--- WHAT NEEDS TO BE DONE ---
Without further comment, state how many lines in the listing below contain the word "操作简单".

--- Dataset entries ---

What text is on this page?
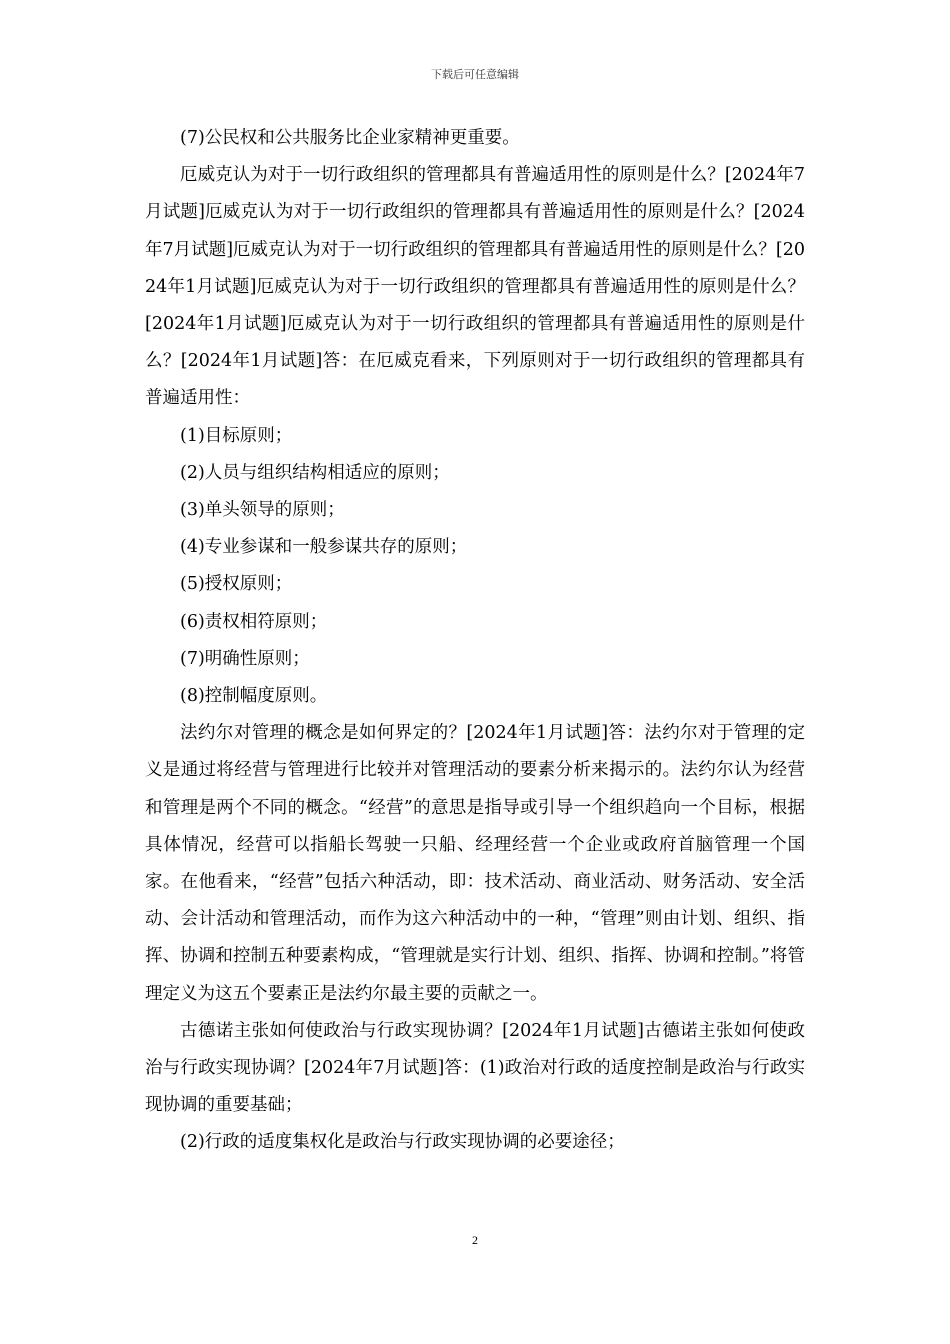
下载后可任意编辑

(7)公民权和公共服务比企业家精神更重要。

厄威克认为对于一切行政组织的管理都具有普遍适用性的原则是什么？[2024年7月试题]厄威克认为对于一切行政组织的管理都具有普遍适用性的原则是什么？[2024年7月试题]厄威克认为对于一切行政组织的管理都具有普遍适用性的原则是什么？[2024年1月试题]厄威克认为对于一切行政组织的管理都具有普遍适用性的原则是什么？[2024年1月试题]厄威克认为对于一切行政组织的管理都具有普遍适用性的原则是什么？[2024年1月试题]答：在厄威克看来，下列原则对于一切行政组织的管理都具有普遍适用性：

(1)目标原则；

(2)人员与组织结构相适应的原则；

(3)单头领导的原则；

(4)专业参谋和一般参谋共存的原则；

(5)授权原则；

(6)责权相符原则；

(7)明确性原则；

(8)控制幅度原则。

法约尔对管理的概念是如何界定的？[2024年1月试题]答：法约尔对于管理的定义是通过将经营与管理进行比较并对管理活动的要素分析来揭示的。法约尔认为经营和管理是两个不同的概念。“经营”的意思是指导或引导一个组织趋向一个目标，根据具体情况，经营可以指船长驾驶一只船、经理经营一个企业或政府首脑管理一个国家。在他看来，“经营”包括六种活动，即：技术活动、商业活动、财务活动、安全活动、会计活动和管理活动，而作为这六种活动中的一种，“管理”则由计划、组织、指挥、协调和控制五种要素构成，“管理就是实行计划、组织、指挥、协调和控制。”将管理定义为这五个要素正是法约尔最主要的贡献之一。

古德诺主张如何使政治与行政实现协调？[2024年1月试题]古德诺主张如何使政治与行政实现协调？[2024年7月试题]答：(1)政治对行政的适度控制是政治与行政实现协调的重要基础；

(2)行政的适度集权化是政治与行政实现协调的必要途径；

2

---

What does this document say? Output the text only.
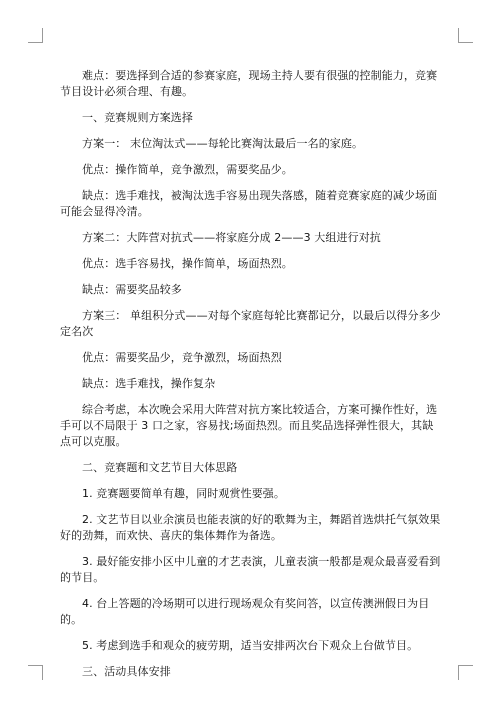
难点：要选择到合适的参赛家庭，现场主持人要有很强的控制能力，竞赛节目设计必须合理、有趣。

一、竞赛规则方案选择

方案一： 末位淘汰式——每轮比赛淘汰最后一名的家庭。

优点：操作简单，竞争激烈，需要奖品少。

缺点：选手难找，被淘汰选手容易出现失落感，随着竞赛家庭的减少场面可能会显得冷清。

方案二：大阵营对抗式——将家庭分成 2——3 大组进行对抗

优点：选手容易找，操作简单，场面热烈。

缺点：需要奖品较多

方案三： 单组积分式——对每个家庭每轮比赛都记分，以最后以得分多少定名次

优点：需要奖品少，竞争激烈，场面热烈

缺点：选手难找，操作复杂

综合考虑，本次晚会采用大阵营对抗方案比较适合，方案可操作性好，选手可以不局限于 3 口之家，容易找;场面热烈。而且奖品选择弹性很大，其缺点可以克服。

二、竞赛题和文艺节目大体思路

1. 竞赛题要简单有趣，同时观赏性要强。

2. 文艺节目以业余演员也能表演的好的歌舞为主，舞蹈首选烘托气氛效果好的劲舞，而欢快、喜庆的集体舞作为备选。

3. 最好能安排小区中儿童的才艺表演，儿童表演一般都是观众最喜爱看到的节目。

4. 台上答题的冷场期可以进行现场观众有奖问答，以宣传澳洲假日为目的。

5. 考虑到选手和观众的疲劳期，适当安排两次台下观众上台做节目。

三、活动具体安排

--- RESULT OF THIS TASK ---
2